# START OF Records provided

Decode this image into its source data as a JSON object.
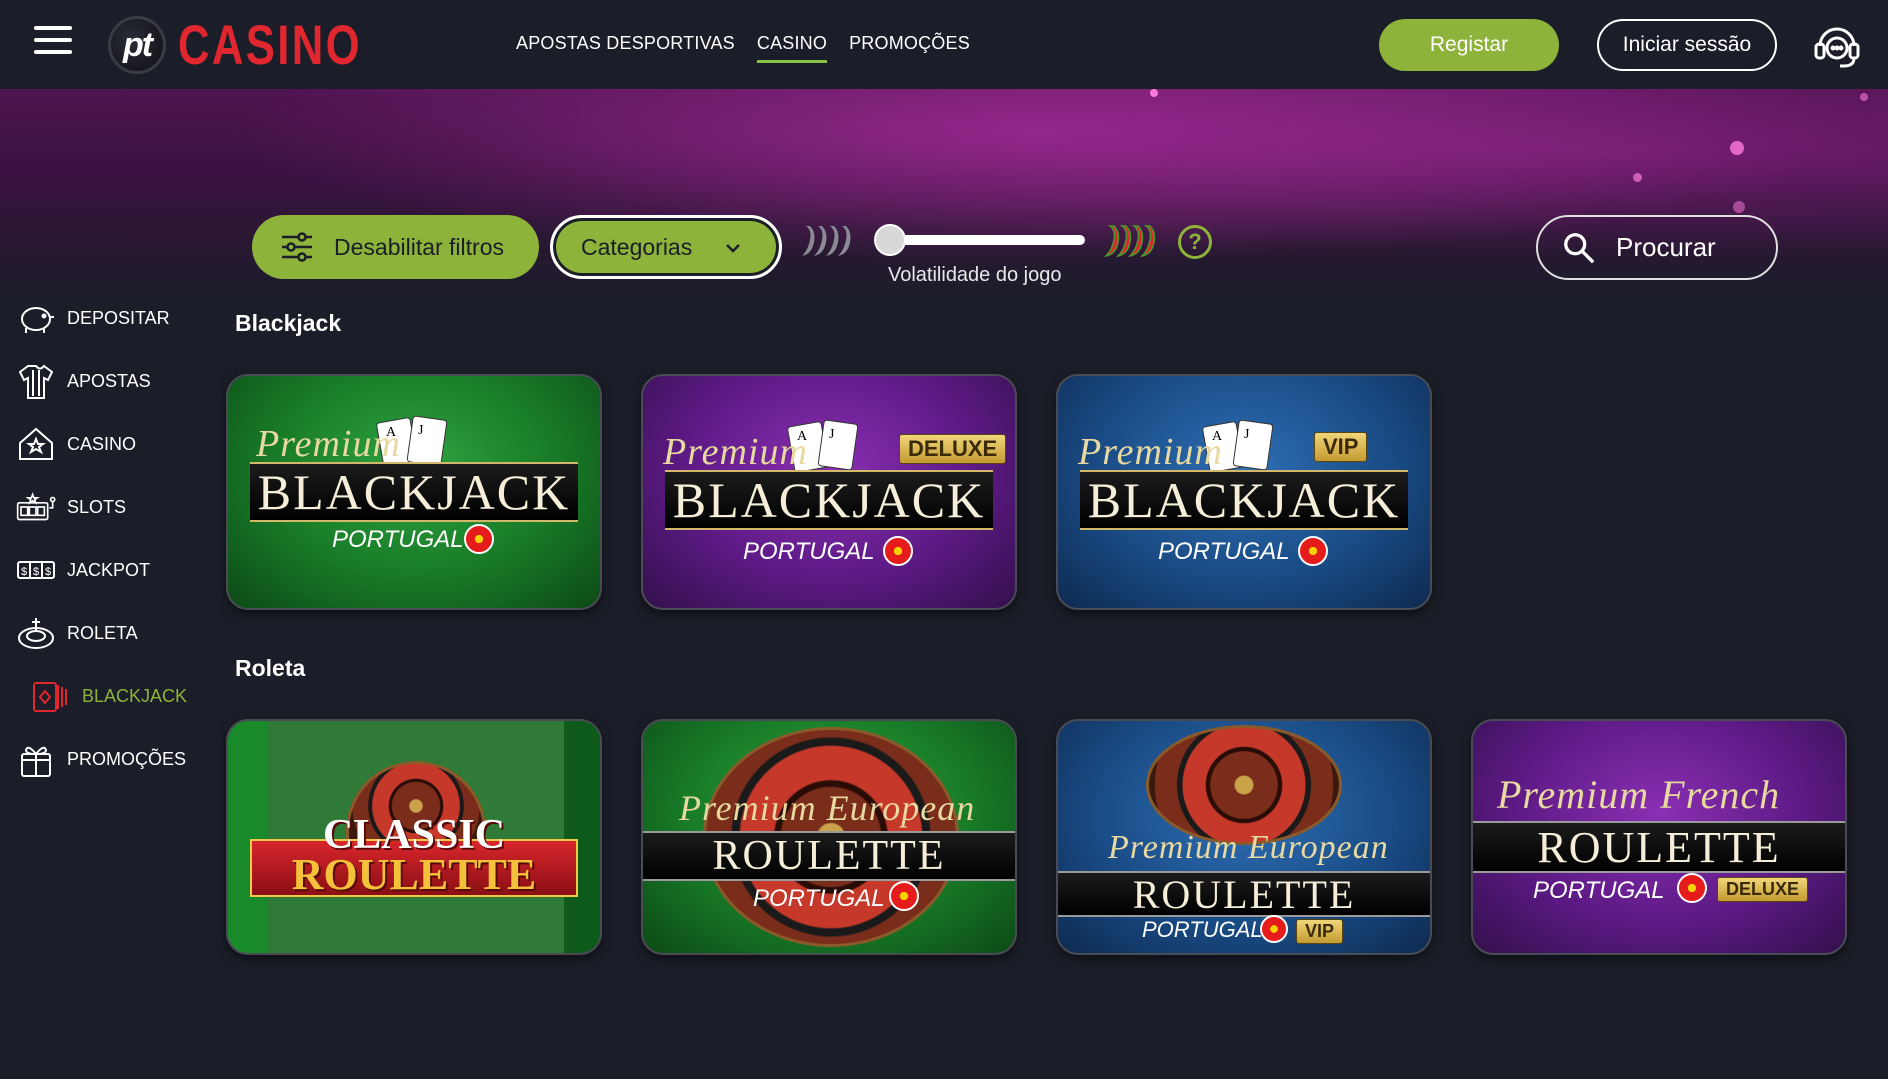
{
  "header": {
    "logo_badge": "pt",
    "logo_text": "CASINO",
    "nav": [
      {
        "label": "APOSTAS DESPORTIVAS",
        "active": false
      },
      {
        "label": "CASINO",
        "active": true
      },
      {
        "label": "PROMOÇÕES",
        "active": false
      }
    ],
    "register_label": "Registar",
    "login_label": "Iniciar sessão"
  },
  "filters": {
    "disable_label": "Desabilitar filtros",
    "categories_label": "Categorias",
    "volatility_label": "Volatilidade do jogo",
    "volatility_value": 0,
    "help_label": "?",
    "search_placeholder": "Procurar"
  },
  "sidebar": {
    "items": [
      {
        "label": "DEPOSITAR",
        "icon": "piggy-bank-icon",
        "active": false
      },
      {
        "label": "APOSTAS",
        "icon": "jersey-icon",
        "active": false
      },
      {
        "label": "CASINO",
        "icon": "house-star-icon",
        "active": false
      },
      {
        "label": "SLOTS",
        "icon": "slot-machine-icon",
        "active": false
      },
      {
        "label": "JACKPOT",
        "icon": "jackpot-icon",
        "active": false
      },
      {
        "label": "ROLETA",
        "icon": "roulette-icon",
        "active": false
      },
      {
        "label": "BLACKJACK",
        "icon": "cards-icon",
        "active": true
      },
      {
        "label": "PROMOÇÕES",
        "icon": "gift-icon",
        "active": false
      }
    ]
  },
  "sections": {
    "blackjack": {
      "title": "Blackjack",
      "games": [
        {
          "premium": "Premium",
          "name": "BLACKJACK",
          "sub": "PORTUGAL",
          "badge": ""
        },
        {
          "premium": "Premium",
          "name": "BLACKJACK",
          "sub": "PORTUGAL",
          "badge": "DELUXE"
        },
        {
          "premium": "Premium",
          "name": "BLACKJACK",
          "sub": "PORTUGAL",
          "badge": "VIP"
        }
      ]
    },
    "roleta": {
      "title": "Roleta",
      "games": [
        {
          "line1": "CLASSIC",
          "line2": "ROULETTE"
        },
        {
          "premium": "Premium European",
          "name": "ROULETTE",
          "sub": "PORTUGAL",
          "badge": ""
        },
        {
          "premium": "Premium European",
          "name": "ROULETTE",
          "sub": "PORTUGAL",
          "badge": "VIP"
        },
        {
          "premium": "Premium French",
          "name": "ROULETTE",
          "sub": "PORTUGAL",
          "badge": "DELUXE"
        }
      ]
    }
  },
  "colors": {
    "accent": "#8db33a",
    "logo_red": "#e0262f",
    "background": "#1b1d28"
  }
}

# END OF Records provided

Goal of the exercise> Your task is to collect every line above that contains the word "icon".

Answer to the exercise>
        "icon": "piggy-bank-icon",
        "icon": "jersey-icon",
        "icon": "house-star-icon",
        "icon": "slot-machine-icon",
        "icon": "jackpot-icon",
        "icon": "roulette-icon",
        "icon": "cards-icon",
        "icon": "gift-icon",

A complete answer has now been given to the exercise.